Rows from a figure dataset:
════

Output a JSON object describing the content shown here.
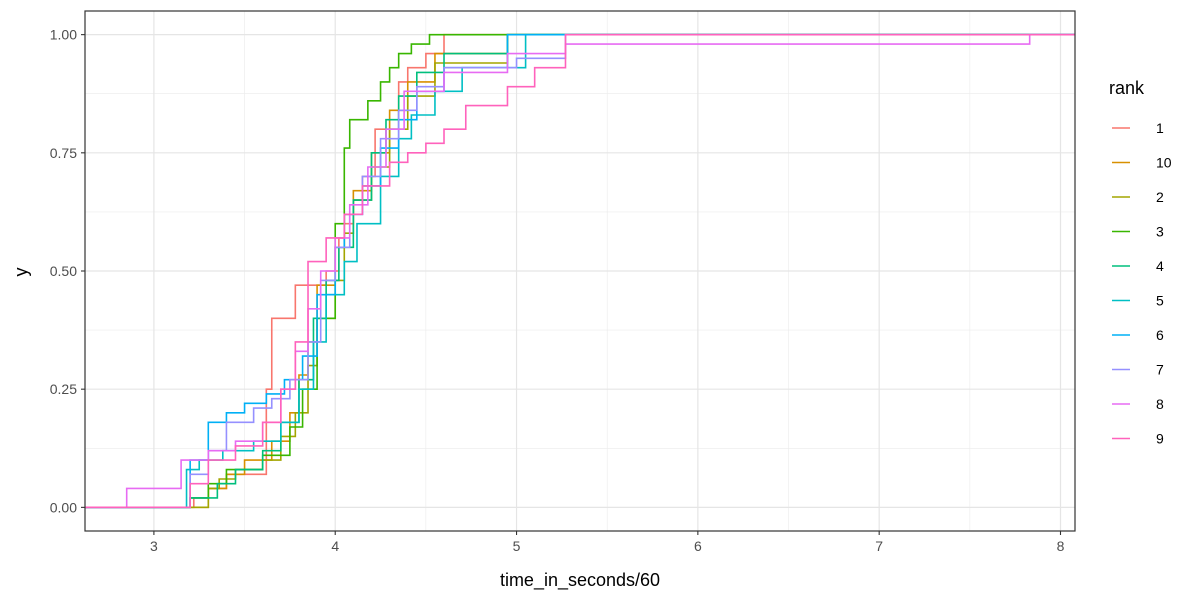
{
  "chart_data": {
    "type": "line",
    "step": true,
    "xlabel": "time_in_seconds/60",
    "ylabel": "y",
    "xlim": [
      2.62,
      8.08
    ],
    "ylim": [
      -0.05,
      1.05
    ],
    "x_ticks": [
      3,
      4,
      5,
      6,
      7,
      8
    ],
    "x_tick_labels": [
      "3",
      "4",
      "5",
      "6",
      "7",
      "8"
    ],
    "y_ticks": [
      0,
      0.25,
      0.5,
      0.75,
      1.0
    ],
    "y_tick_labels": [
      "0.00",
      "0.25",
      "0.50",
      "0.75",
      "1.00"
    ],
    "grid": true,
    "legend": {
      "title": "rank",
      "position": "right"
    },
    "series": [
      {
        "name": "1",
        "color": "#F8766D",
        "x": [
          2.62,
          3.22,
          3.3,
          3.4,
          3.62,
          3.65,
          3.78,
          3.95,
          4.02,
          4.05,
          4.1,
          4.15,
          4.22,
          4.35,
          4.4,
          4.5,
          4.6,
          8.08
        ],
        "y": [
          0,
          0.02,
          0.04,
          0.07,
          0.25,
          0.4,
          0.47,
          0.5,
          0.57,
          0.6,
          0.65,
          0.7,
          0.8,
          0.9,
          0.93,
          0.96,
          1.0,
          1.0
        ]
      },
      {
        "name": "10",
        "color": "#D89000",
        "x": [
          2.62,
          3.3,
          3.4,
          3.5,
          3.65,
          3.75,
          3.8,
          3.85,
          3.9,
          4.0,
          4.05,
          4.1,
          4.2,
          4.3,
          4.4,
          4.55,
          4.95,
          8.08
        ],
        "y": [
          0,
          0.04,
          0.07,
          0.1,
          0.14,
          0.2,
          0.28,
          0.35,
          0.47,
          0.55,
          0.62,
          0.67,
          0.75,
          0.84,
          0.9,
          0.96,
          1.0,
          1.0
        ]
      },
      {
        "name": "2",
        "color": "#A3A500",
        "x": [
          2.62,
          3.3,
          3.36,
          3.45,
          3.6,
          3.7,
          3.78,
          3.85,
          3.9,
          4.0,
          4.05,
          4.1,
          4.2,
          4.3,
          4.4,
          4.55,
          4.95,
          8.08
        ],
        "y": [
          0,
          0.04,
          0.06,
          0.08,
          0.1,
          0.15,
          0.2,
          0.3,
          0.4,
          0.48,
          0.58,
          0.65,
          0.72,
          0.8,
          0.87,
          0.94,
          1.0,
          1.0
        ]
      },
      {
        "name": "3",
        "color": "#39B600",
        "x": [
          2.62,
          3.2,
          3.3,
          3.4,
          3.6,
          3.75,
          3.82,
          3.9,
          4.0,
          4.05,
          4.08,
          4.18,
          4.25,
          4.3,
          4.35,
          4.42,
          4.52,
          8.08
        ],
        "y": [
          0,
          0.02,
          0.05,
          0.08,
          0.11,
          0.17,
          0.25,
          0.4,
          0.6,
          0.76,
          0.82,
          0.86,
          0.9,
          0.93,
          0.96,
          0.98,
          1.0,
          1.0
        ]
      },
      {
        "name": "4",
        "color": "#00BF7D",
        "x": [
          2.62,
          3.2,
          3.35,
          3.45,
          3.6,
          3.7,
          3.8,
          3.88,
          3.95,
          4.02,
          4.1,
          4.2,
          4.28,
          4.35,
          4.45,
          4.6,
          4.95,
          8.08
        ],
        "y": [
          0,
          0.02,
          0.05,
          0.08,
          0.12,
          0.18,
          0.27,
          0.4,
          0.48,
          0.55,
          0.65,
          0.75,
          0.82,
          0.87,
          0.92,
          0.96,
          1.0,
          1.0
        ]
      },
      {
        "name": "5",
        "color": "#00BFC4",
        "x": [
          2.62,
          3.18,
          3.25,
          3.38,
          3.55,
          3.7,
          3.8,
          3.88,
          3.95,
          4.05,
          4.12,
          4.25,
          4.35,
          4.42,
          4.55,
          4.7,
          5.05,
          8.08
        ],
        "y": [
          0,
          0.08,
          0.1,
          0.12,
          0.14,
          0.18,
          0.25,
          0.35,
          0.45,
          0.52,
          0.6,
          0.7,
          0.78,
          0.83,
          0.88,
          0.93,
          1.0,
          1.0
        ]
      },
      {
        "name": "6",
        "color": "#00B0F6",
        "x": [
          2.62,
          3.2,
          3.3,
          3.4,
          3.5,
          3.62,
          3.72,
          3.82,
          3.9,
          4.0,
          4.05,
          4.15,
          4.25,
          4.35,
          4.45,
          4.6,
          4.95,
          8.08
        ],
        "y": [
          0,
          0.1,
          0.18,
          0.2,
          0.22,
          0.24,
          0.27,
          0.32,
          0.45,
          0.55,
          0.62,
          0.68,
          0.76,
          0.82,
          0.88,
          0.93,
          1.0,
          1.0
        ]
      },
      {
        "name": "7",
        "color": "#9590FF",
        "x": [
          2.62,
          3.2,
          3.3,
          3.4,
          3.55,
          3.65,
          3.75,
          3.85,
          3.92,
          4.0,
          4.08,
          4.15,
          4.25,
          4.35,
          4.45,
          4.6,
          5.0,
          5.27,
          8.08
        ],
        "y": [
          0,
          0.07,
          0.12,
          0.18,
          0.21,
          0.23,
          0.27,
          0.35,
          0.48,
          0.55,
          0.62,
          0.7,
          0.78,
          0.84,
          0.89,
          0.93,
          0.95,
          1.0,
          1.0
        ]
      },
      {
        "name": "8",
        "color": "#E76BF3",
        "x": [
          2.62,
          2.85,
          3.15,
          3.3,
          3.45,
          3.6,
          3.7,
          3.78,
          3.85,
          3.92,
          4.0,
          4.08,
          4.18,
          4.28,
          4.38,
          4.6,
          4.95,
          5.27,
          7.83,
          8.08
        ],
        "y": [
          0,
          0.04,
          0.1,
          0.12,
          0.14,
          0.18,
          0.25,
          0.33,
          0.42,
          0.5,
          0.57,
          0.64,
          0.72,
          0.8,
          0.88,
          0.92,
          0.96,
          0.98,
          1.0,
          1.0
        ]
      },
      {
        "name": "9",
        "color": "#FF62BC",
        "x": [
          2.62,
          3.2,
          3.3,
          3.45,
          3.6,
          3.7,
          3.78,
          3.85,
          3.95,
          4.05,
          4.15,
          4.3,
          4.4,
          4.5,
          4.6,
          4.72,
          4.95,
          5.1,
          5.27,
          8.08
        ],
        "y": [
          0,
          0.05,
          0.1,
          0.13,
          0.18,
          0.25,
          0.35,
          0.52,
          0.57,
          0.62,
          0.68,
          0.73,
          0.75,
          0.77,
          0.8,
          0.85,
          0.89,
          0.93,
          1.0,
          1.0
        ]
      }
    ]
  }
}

════

*INSTRUCTION*
Copy out each line word for word, please, skipping the images.

*THE REPLY*
Output a JSON object describing the content shown here.
{
  "chart_data": {
    "type": "line",
    "step": true,
    "xlabel": "time_in_seconds/60",
    "ylabel": "y",
    "xlim": [
      2.62,
      8.08
    ],
    "ylim": [
      -0.05,
      1.05
    ],
    "x_ticks": [
      3,
      4,
      5,
      6,
      7,
      8
    ],
    "x_tick_labels": [
      "3",
      "4",
      "5",
      "6",
      "7",
      "8"
    ],
    "y_ticks": [
      0,
      0.25,
      0.5,
      0.75,
      1.0
    ],
    "y_tick_labels": [
      "0.00",
      "0.25",
      "0.50",
      "0.75",
      "1.00"
    ],
    "grid": true,
    "legend": {
      "title": "rank",
      "position": "right"
    },
    "series": [
      {
        "name": "1",
        "color": "#F8766D",
        "x": [
          2.62,
          3.22,
          3.3,
          3.4,
          3.62,
          3.65,
          3.78,
          3.95,
          4.02,
          4.05,
          4.1,
          4.15,
          4.22,
          4.35,
          4.4,
          4.5,
          4.6,
          8.08
        ],
        "y": [
          0,
          0.02,
          0.04,
          0.07,
          0.25,
          0.4,
          0.47,
          0.5,
          0.57,
          0.6,
          0.65,
          0.7,
          0.8,
          0.9,
          0.93,
          0.96,
          1.0,
          1.0
        ]
      },
      {
        "name": "10",
        "color": "#D89000",
        "x": [
          2.62,
          3.3,
          3.4,
          3.5,
          3.65,
          3.75,
          3.8,
          3.85,
          3.9,
          4.0,
          4.05,
          4.1,
          4.2,
          4.3,
          4.4,
          4.55,
          4.95,
          8.08
        ],
        "y": [
          0,
          0.04,
          0.07,
          0.1,
          0.14,
          0.2,
          0.28,
          0.35,
          0.47,
          0.55,
          0.62,
          0.67,
          0.75,
          0.84,
          0.9,
          0.96,
          1.0,
          1.0
        ]
      },
      {
        "name": "2",
        "color": "#A3A500",
        "x": [
          2.62,
          3.3,
          3.36,
          3.45,
          3.6,
          3.7,
          3.78,
          3.85,
          3.9,
          4.0,
          4.05,
          4.1,
          4.2,
          4.3,
          4.4,
          4.55,
          4.95,
          8.08
        ],
        "y": [
          0,
          0.04,
          0.06,
          0.08,
          0.1,
          0.15,
          0.2,
          0.3,
          0.4,
          0.48,
          0.58,
          0.65,
          0.72,
          0.8,
          0.87,
          0.94,
          1.0,
          1.0
        ]
      },
      {
        "name": "3",
        "color": "#39B600",
        "x": [
          2.62,
          3.2,
          3.3,
          3.4,
          3.6,
          3.75,
          3.82,
          3.9,
          4.0,
          4.05,
          4.08,
          4.18,
          4.25,
          4.3,
          4.35,
          4.42,
          4.52,
          8.08
        ],
        "y": [
          0,
          0.02,
          0.05,
          0.08,
          0.11,
          0.17,
          0.25,
          0.4,
          0.6,
          0.76,
          0.82,
          0.86,
          0.9,
          0.93,
          0.96,
          0.98,
          1.0,
          1.0
        ]
      },
      {
        "name": "4",
        "color": "#00BF7D",
        "x": [
          2.62,
          3.2,
          3.35,
          3.45,
          3.6,
          3.7,
          3.8,
          3.88,
          3.95,
          4.02,
          4.1,
          4.2,
          4.28,
          4.35,
          4.45,
          4.6,
          4.95,
          8.08
        ],
        "y": [
          0,
          0.02,
          0.05,
          0.08,
          0.12,
          0.18,
          0.27,
          0.4,
          0.48,
          0.55,
          0.65,
          0.75,
          0.82,
          0.87,
          0.92,
          0.96,
          1.0,
          1.0
        ]
      },
      {
        "name": "5",
        "color": "#00BFC4",
        "x": [
          2.62,
          3.18,
          3.25,
          3.38,
          3.55,
          3.7,
          3.8,
          3.88,
          3.95,
          4.05,
          4.12,
          4.25,
          4.35,
          4.42,
          4.55,
          4.7,
          5.05,
          8.08
        ],
        "y": [
          0,
          0.08,
          0.1,
          0.12,
          0.14,
          0.18,
          0.25,
          0.35,
          0.45,
          0.52,
          0.6,
          0.7,
          0.78,
          0.83,
          0.88,
          0.93,
          1.0,
          1.0
        ]
      },
      {
        "name": "6",
        "color": "#00B0F6",
        "x": [
          2.62,
          3.2,
          3.3,
          3.4,
          3.5,
          3.62,
          3.72,
          3.82,
          3.9,
          4.0,
          4.05,
          4.15,
          4.25,
          4.35,
          4.45,
          4.6,
          4.95,
          8.08
        ],
        "y": [
          0,
          0.1,
          0.18,
          0.2,
          0.22,
          0.24,
          0.27,
          0.32,
          0.45,
          0.55,
          0.62,
          0.68,
          0.76,
          0.82,
          0.88,
          0.93,
          1.0,
          1.0
        ]
      },
      {
        "name": "7",
        "color": "#9590FF",
        "x": [
          2.62,
          3.2,
          3.3,
          3.4,
          3.55,
          3.65,
          3.75,
          3.85,
          3.92,
          4.0,
          4.08,
          4.15,
          4.25,
          4.35,
          4.45,
          4.6,
          5.0,
          5.27,
          8.08
        ],
        "y": [
          0,
          0.07,
          0.12,
          0.18,
          0.21,
          0.23,
          0.27,
          0.35,
          0.48,
          0.55,
          0.62,
          0.7,
          0.78,
          0.84,
          0.89,
          0.93,
          0.95,
          1.0,
          1.0
        ]
      },
      {
        "name": "8",
        "color": "#E76BF3",
        "x": [
          2.62,
          2.85,
          3.15,
          3.3,
          3.45,
          3.6,
          3.7,
          3.78,
          3.85,
          3.92,
          4.0,
          4.08,
          4.18,
          4.28,
          4.38,
          4.6,
          4.95,
          5.27,
          7.83,
          8.08
        ],
        "y": [
          0,
          0.04,
          0.1,
          0.12,
          0.14,
          0.18,
          0.25,
          0.33,
          0.42,
          0.5,
          0.57,
          0.64,
          0.72,
          0.8,
          0.88,
          0.92,
          0.96,
          0.98,
          1.0,
          1.0
        ]
      },
      {
        "name": "9",
        "color": "#FF62BC",
        "x": [
          2.62,
          3.2,
          3.3,
          3.45,
          3.6,
          3.7,
          3.78,
          3.85,
          3.95,
          4.05,
          4.15,
          4.3,
          4.4,
          4.5,
          4.6,
          4.72,
          4.95,
          5.1,
          5.27,
          8.08
        ],
        "y": [
          0,
          0.05,
          0.1,
          0.13,
          0.18,
          0.25,
          0.35,
          0.52,
          0.57,
          0.62,
          0.68,
          0.73,
          0.75,
          0.77,
          0.8,
          0.85,
          0.89,
          0.93,
          1.0,
          1.0
        ]
      }
    ]
  }
}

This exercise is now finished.